» **Exercise instructions**:
In this exercise, return the whole listing exactly, excluding any images.

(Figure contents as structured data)
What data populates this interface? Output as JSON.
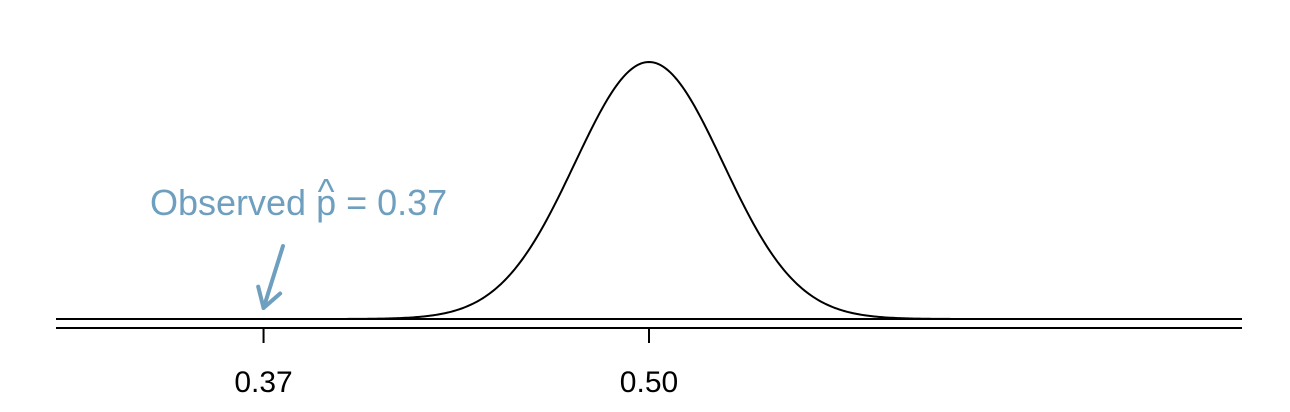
{
  "chart_data": {
    "type": "line",
    "distribution": "normal",
    "mean": 0.5,
    "sd": 0.025,
    "xlim": [
      0.3,
      0.7
    ],
    "ticks": [
      {
        "value": 0.37,
        "label": "0.37"
      },
      {
        "value": 0.5,
        "label": "0.50"
      }
    ],
    "annotation": {
      "prefix": "Observed ",
      "symbol": "p",
      "hat": "^",
      "suffix": " = 0.37",
      "points_to": 0.37
    },
    "colors": {
      "curve": "#000000",
      "annotation": "#6e9fbf"
    }
  }
}
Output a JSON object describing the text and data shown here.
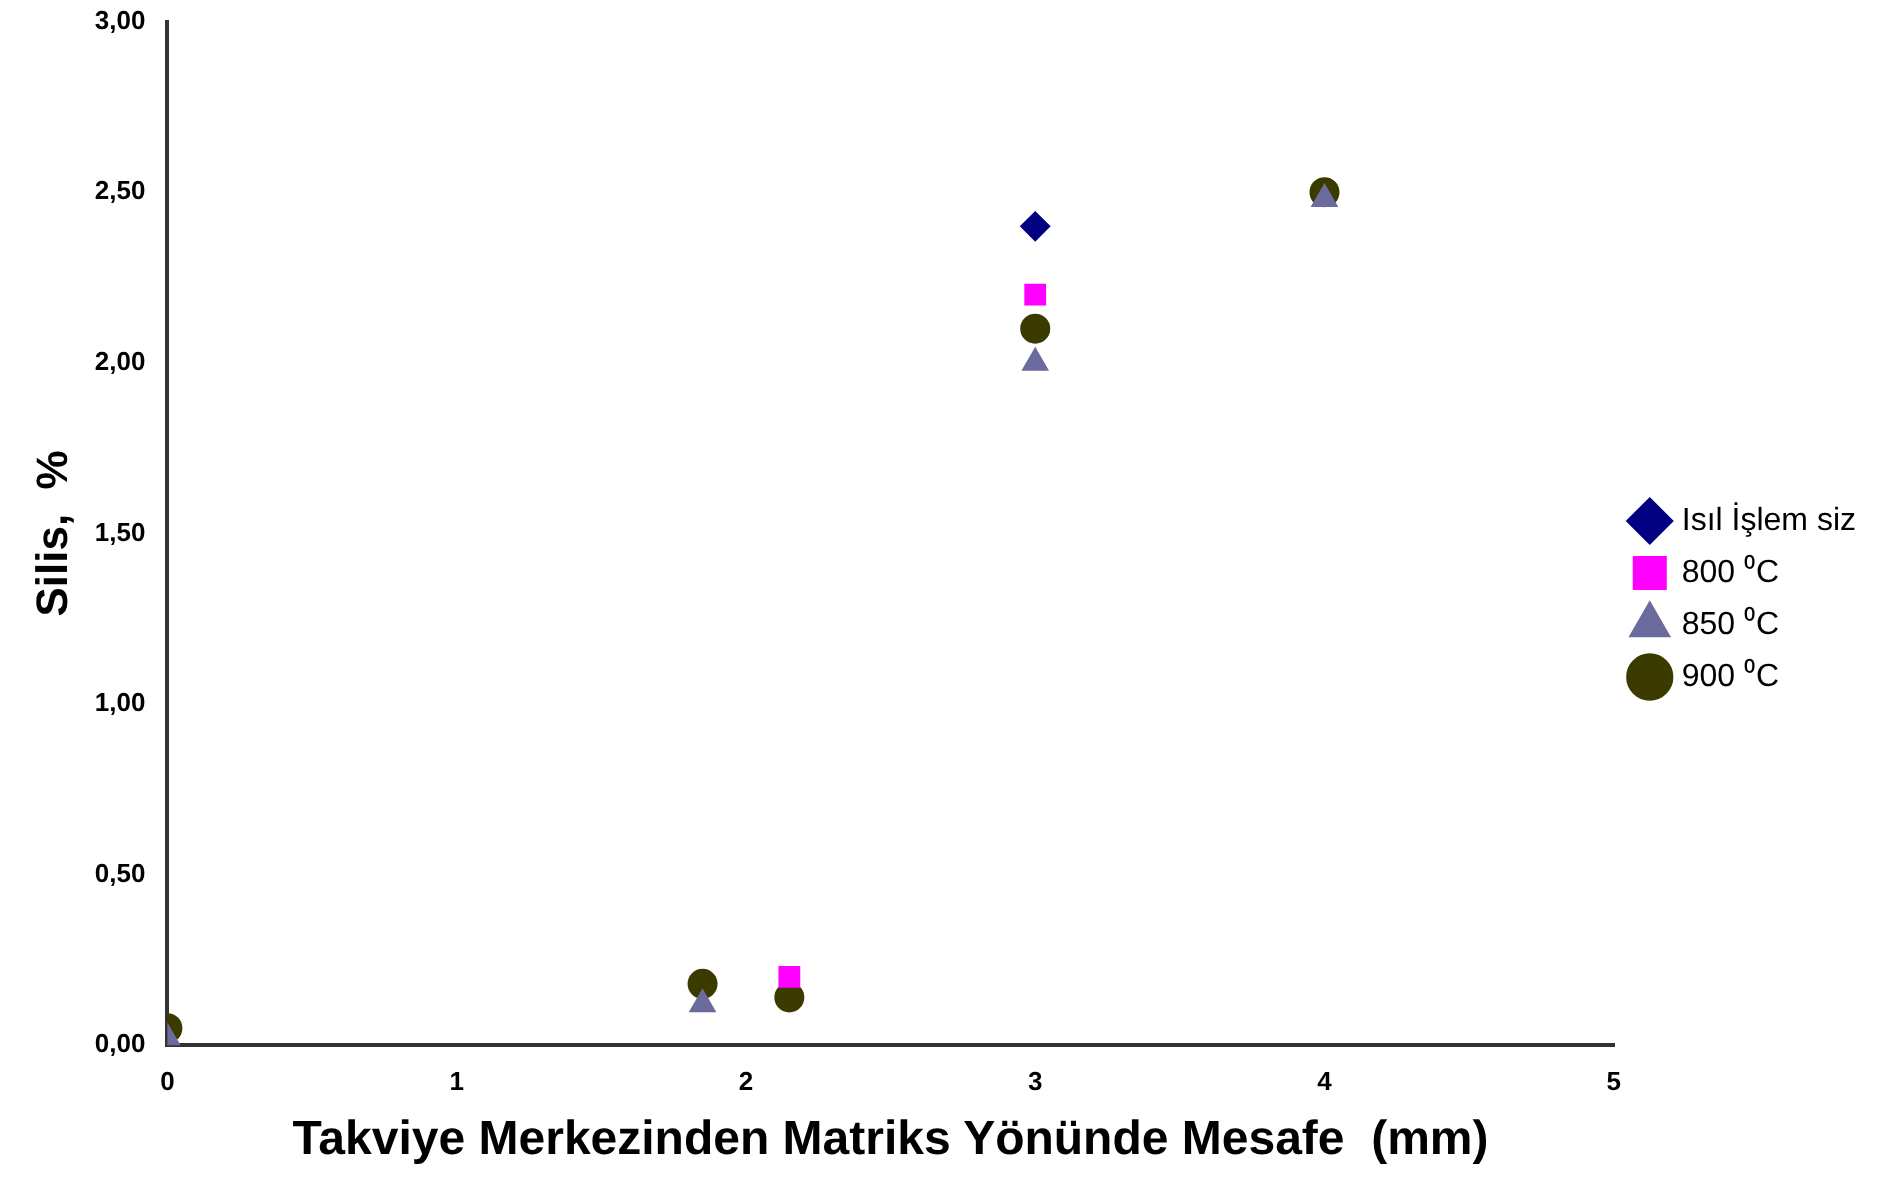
{
  "chart_data": {
    "type": "scatter",
    "xlabel": "Takviye Merkezinden Matriks Yönünde Mesafe  (mm)",
    "ylabel": "Silis,  %",
    "xlim": [
      0,
      5
    ],
    "xticks": [
      0,
      1,
      2,
      3,
      4,
      5
    ],
    "ylim": [
      0,
      3
    ],
    "yticks": [
      {
        "value": 0,
        "label": "0,00"
      },
      {
        "value": 0.5,
        "label": "0,50"
      },
      {
        "value": 1,
        "label": "1,00"
      },
      {
        "value": 1.5,
        "label": "1,50"
      },
      {
        "value": 2,
        "label": "2,00"
      },
      {
        "value": 2.5,
        "label": "2,50"
      },
      {
        "value": 3,
        "label": "3,00"
      }
    ],
    "grid": false,
    "legend": "right",
    "series": [
      {
        "name": "Isıl İşlem siz",
        "color": "#000080",
        "marker": "diamond",
        "x": [
          3
        ],
        "values": [
          2.4
        ]
      },
      {
        "name": "800 ⁰C",
        "color": "#ff00ff",
        "marker": "square",
        "x": [
          2.15,
          3
        ],
        "values": [
          0.2,
          2.2
        ]
      },
      {
        "name": "850 ⁰C",
        "color": "#6b6b9e",
        "marker": "triangle",
        "x": [
          0,
          1.85,
          3,
          4
        ],
        "values": [
          0.02,
          0.12,
          2.0,
          2.48
        ]
      },
      {
        "name": "900 ⁰C",
        "color": "#3b3b00",
        "marker": "circle",
        "x": [
          0,
          1.85,
          2.15,
          3,
          4
        ],
        "values": [
          0.05,
          0.18,
          0.14,
          2.1,
          2.5
        ]
      }
    ]
  }
}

» **Final result**:
What data populates this interface? Output as JSON.
{
  "chart_data": {
    "type": "line",
    "distribution": "normal",
    "mean": 0.5,
    "sd": 0.025,
    "xlim": [
      0.3,
      0.7
    ],
    "ticks": [
      {
        "value": 0.37,
        "label": "0.37"
      },
      {
        "value": 0.5,
        "label": "0.50"
      }
    ],
    "annotation": {
      "prefix": "Observed ",
      "symbol": "p",
      "hat": "^",
      "suffix": " = 0.37",
      "points_to": 0.37
    },
    "colors": {
      "curve": "#000000",
      "annotation": "#6e9fbf"
    }
  }
}
Output a JSON object describing the text and data shown here.
{
  "chart_data": {
    "type": "scatter",
    "xlabel": "Takviye Merkezinden Matriks Yönünde Mesafe  (mm)",
    "ylabel": "Silis,  %",
    "xlim": [
      0,
      5
    ],
    "xticks": [
      0,
      1,
      2,
      3,
      4,
      5
    ],
    "ylim": [
      0,
      3
    ],
    "yticks": [
      {
        "value": 0,
        "label": "0,00"
      },
      {
        "value": 0.5,
        "label": "0,50"
      },
      {
        "value": 1,
        "label": "1,00"
      },
      {
        "value": 1.5,
        "label": "1,50"
      },
      {
        "value": 2,
        "label": "2,00"
      },
      {
        "value": 2.5,
        "label": "2,50"
      },
      {
        "value": 3,
        "label": "3,00"
      }
    ],
    "grid": false,
    "legend": "right",
    "series": [
      {
        "name": "Isıl İşlem siz",
        "color": "#000080",
        "marker": "diamond",
        "x": [
          3
        ],
        "values": [
          2.4
        ]
      },
      {
        "name": "800 ⁰C",
        "color": "#ff00ff",
        "marker": "square",
        "x": [
          2.15,
          3
        ],
        "values": [
          0.2,
          2.2
        ]
      },
      {
        "name": "850 ⁰C",
        "color": "#6b6b9e",
        "marker": "triangle",
        "x": [
          0,
          1.85,
          3,
          4
        ],
        "values": [
          0.02,
          0.12,
          2.0,
          2.48
        ]
      },
      {
        "name": "900 ⁰C",
        "color": "#3b3b00",
        "marker": "circle",
        "x": [
          0,
          1.85,
          2.15,
          3,
          4
        ],
        "values": [
          0.05,
          0.18,
          0.14,
          2.1,
          2.5
        ]
      }
    ]
  }
}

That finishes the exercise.